### [Collection entries]
+--
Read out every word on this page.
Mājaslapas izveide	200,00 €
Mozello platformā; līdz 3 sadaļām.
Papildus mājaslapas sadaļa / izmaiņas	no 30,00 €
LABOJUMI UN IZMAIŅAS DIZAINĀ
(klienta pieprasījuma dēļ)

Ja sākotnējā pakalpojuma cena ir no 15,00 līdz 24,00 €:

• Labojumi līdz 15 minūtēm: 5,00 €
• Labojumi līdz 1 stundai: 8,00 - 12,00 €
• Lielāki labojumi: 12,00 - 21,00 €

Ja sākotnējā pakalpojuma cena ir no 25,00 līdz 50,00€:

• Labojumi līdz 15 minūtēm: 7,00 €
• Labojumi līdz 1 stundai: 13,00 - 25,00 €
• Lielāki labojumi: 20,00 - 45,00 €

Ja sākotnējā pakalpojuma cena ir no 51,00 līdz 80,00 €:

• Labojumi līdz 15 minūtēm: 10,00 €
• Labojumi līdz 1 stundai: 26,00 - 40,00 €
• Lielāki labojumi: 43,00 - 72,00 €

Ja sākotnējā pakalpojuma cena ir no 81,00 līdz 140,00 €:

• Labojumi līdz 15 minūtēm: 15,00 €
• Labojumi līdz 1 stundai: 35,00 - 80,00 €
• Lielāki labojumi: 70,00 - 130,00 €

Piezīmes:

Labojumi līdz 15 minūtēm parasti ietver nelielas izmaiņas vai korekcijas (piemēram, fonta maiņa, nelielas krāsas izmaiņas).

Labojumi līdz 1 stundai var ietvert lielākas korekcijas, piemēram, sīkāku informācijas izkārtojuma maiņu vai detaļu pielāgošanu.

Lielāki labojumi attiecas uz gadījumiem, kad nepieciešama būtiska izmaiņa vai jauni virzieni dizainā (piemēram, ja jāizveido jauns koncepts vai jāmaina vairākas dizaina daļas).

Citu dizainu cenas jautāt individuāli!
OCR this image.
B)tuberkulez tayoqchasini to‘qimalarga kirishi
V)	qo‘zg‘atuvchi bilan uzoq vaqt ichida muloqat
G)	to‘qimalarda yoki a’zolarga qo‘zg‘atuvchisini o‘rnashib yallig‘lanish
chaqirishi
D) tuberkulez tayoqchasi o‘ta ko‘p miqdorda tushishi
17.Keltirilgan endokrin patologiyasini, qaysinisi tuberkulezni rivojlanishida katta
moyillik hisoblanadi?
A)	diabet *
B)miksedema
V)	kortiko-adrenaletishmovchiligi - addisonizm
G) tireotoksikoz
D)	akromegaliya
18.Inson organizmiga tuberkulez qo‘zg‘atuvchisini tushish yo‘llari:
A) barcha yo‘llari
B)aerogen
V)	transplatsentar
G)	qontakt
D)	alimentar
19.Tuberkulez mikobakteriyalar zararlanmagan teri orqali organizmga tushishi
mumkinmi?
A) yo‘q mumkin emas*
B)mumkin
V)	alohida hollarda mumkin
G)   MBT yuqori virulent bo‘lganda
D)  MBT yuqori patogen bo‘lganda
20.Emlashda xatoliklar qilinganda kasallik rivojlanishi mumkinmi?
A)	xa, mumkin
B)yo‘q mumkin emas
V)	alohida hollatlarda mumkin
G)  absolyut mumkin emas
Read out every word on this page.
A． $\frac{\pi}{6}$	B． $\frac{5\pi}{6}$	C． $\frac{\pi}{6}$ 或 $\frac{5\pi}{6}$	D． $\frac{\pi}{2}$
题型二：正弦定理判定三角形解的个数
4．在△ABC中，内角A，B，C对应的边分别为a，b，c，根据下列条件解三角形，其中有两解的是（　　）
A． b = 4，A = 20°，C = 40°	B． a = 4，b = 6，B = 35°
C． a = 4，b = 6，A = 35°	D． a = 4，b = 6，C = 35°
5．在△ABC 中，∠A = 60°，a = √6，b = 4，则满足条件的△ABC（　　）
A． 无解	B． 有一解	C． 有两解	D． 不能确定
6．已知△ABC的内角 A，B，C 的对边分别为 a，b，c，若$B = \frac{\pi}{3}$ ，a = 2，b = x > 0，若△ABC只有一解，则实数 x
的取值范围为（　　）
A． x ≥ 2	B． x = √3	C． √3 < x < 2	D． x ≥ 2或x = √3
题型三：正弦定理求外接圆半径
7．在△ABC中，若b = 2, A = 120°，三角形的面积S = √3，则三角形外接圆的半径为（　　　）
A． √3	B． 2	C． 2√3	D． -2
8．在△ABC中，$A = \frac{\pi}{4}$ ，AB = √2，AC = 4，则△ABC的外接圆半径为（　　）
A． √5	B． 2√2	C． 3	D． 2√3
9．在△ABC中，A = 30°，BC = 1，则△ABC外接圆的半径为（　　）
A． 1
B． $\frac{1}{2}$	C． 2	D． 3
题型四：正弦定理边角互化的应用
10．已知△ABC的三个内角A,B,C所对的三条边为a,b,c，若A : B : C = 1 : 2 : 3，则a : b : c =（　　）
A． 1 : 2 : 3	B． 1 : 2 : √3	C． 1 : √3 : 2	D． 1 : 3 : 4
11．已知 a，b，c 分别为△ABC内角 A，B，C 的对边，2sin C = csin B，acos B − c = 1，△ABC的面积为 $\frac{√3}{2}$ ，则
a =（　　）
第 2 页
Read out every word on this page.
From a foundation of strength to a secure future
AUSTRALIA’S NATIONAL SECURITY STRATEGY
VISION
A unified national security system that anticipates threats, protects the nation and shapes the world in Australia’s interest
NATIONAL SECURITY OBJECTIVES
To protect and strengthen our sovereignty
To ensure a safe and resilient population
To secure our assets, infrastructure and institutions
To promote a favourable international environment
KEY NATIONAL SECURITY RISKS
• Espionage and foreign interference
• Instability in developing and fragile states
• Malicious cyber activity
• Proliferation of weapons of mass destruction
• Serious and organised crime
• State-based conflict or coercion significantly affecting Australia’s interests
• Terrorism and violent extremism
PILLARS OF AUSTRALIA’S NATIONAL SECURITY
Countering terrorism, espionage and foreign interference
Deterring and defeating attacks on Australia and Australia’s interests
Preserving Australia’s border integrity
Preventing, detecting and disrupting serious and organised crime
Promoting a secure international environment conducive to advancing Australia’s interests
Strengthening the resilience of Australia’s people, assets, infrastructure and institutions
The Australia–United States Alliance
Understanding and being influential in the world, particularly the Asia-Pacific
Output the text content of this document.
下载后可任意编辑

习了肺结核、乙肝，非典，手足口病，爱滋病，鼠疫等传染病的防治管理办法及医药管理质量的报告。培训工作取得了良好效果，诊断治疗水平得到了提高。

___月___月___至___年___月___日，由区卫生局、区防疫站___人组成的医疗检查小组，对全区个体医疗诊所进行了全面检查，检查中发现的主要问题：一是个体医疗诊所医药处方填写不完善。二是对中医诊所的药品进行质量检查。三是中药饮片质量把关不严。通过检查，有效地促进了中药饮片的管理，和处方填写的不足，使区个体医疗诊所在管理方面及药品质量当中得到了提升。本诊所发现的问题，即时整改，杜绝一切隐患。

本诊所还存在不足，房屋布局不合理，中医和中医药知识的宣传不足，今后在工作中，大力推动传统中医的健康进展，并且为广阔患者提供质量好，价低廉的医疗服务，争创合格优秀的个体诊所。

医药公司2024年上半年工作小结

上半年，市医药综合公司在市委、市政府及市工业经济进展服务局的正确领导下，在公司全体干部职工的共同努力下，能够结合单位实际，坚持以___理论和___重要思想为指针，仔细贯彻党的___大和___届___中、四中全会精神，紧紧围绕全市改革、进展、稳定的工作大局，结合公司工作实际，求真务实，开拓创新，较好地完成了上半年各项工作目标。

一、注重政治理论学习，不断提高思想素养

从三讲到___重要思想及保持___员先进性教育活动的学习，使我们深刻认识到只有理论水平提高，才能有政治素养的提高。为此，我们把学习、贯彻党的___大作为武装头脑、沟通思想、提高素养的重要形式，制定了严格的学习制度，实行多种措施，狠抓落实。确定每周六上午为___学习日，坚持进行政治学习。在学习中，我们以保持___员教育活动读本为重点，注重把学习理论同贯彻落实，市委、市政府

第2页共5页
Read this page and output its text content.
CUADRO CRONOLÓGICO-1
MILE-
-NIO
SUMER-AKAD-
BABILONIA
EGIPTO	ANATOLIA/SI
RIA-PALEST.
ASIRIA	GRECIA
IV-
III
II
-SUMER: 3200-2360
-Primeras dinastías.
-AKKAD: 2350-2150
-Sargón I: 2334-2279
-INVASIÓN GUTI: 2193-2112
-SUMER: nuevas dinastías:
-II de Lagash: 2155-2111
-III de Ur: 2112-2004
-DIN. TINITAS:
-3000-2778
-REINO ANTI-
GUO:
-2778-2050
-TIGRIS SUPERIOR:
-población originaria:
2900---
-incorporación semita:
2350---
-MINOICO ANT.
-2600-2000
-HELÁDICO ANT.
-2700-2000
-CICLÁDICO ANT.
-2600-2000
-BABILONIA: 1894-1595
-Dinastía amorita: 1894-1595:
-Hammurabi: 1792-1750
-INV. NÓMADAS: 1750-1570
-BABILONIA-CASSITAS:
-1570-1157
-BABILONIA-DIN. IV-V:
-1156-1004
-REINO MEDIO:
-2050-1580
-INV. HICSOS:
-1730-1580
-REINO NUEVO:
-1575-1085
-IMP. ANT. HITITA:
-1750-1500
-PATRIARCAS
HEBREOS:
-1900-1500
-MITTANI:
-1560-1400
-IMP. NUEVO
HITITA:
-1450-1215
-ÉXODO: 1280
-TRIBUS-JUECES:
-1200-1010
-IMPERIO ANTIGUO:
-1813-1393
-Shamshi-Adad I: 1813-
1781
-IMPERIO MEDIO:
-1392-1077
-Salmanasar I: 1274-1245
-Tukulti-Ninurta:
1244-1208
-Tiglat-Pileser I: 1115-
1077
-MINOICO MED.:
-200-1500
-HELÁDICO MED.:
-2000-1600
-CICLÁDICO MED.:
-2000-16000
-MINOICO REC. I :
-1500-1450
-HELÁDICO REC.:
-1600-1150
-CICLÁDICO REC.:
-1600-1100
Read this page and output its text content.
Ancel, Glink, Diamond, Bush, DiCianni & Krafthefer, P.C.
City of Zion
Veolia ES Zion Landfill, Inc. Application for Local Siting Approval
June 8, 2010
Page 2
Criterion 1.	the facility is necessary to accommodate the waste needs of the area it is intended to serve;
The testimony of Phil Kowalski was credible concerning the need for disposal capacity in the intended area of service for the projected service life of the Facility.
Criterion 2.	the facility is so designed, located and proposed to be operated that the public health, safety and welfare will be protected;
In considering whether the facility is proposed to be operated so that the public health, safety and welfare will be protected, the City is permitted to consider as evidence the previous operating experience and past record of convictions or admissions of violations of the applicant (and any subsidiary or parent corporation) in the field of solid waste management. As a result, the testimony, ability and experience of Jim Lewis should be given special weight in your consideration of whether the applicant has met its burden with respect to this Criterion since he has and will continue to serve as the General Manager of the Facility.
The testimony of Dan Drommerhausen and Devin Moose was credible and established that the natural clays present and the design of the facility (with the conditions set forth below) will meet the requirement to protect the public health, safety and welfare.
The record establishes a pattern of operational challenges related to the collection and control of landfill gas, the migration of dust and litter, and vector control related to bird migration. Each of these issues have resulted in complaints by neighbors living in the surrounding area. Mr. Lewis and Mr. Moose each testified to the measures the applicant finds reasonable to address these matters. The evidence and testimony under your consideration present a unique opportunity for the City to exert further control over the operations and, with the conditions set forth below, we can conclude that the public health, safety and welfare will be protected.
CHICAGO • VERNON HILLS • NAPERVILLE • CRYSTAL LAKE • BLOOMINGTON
+--
### [AIM OF THE EXERCISE]
Pull out each line holding the string "korekcijas".

### [ANSWER TO THE TASK]
Labojumi līdz 15 minūtēm parasti ietver nelielas izmaiņas vai korekcijas (piemēram, fonta maiņa, nelielas krāsas izmaiņas).
Labojumi līdz 1 stundai var ietvert lielākas korekcijas, piemēram, sīkāku informācijas izkārtojuma maiņu vai detaļu pielāgošanu.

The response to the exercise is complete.